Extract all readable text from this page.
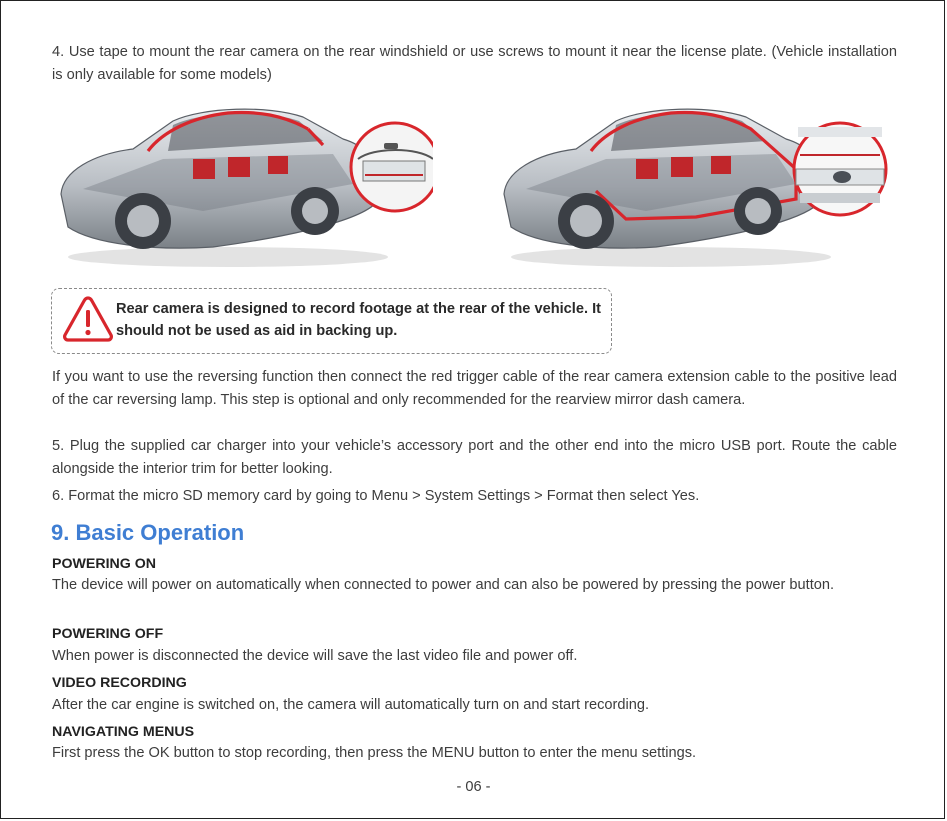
4. Use tape to mount the rear camera on the rear windshield or use screws to mount it near the license plate. (Vehicle installation is only available for some models)

Rear camera is designed to record footage at the rear of the vehicle. It should not be used as aid in backing up.

If you want to use the reversing function then connect the red trigger cable of the rear camera extension cable to the positive lead of the car reversing lamp. This step is optional and only recommended for the rearview mirror dash camera.

5. Plug the supplied car charger into your vehicle’s accessory port and the other end into the micro USB port. Route the cable alongside the interior trim for better looking.

6. Format the micro SD memory card by going to Menu > System Settings > Format then select Yes.

9. Basic Operation
POWERING ON

The device will power on automatically when connected to power and can also be powered by pressing the power button.

POWERING OFF

When power is disconnected the device will save the last video file and power off.

VIDEO RECORDING

After the car engine is switched on, the camera will automatically turn on and start recording.

NAVIGATING MENUS

First press the OK button to stop recording, then press the MENU button to enter the menu settings.

- 06 -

* **Written task**: In the records above, find each line that holds the word "device"; copy all such lines.

* **Result**:
The device will power on automatically when connected to power and can also be powered by pressing the power button.
When power is disconnected the device will save the last video file and power off.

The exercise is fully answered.